____ Dataset

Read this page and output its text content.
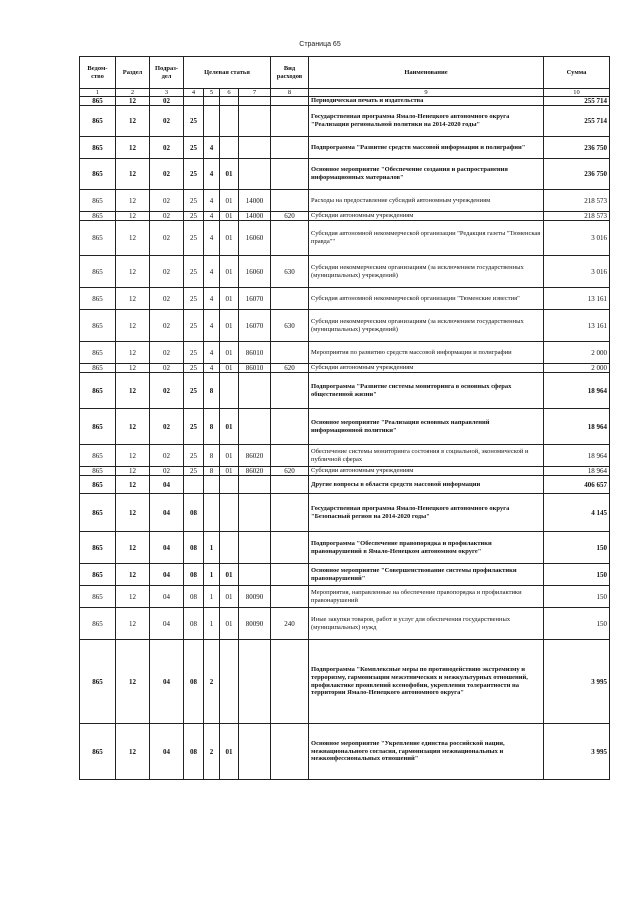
Страница 65
Ведом-ство	Раздел	Подраз-дел	Целевая статья				Вид расходов	Наименование	Сумма
1	2	3	4	5	6	7	8	9	10
865	12	02						Периодическая печать и издательства	255 714
865	12	02	25					Государственная программа Ямало-Ненецкого автономного округа "Реализация региональной политики на 2014-2020 годы"	255 714
865	12	02	25	4				Подпрограмма "Развитие средств массовой информации и полиграфии"	236 750
865	12	02	25	4	01			Основное мероприятие "Обеспечение создания и распространения информационных материалов"	236 750
865	12	02	25	4	01	14000		Расходы на предоставление субсидий автономным учреждениям	218 573
865	12	02	25	4	01	14000	620	Субсидии автономным учреждениям	218 573
865	12	02	25	4	01	16060		Субсидия автономной некоммерческой организации "Редакция газеты "Тюменская правда""	3 016
865	12	02	25	4	01	16060	630	Субсидии некоммерческим организациям (за исключением государственных (муниципальных) учреждений)	3 016
865	12	02	25	4	01	16070		Субсидия автономной некоммерческой организации "Тюменские известия"	13 161
865	12	02	25	4	01	16070	630	Субсидии некоммерческим организациям (за исключением государственных (муниципальных) учреждений)	13 161
865	12	02	25	4	01	86010		Мероприятия по развитию средств массовой информации и полиграфии	2 000
865	12	02	25	4	01	86010	620	Субсидии автономным учреждениям	2 000
865	12	02	25	8				Подпрограмма "Развитие системы мониторинга в основных сферах общественной жизни"	18 964
865	12	02	25	8	01			Основное мероприятие "Реализация основных направлений информационной политики"	18 964
865	12	02	25	8	01	86020		Обеспечение системы мониторинга состояния в социальной, экономической и публичной сферах	18 964
865	12	02	25	8	01	86020	620	Субсидии автономным учреждениям	18 964
865	12	04						Другие вопросы в области средств массовой информации	406 657
865	12	04	08					Государственная программа Ямало-Ненецкого автономного округа "Безопасный регион на 2014-2020 годы"	4 145
865	12	04	08	1				Подпрограмма "Обеспечение правопорядка и профилактики правонарушений в Ямало-Ненецком автономном округе"	150
865	12	04	08	1	01			Основное мероприятие "Совершенствование системы профилактики правонарушений"	150
865	12	04	08	1	01	80090		Мероприятия, направленные на обеспечение правопорядка и профилактики правонарушений	150
865	12	04	08	1	01	80090	240	Иные закупки товаров, работ и услуг для обеспечения государственных (муниципальных) нужд	150
865	12	04	08	2				Подпрограмма "Комплексные меры по противодействию экстремизму и терроризму, гармонизации межэтнических и межкультурных отношений, профилактике проявлений ксенофобии, укрепления толерантности на территории Ямало-Ненецкого автономного округа"	3 995
865	12	04	08	2	01			Основное мероприятие "Укрепление единства российской нации, межнационального согласия, гармонизация межнациональных и межконфессиональных отношений"	3 995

________

**Aim of the task:** Above are some records. Report the number of their lines that include "политики", and add nothing else.

**Answer in full:** 2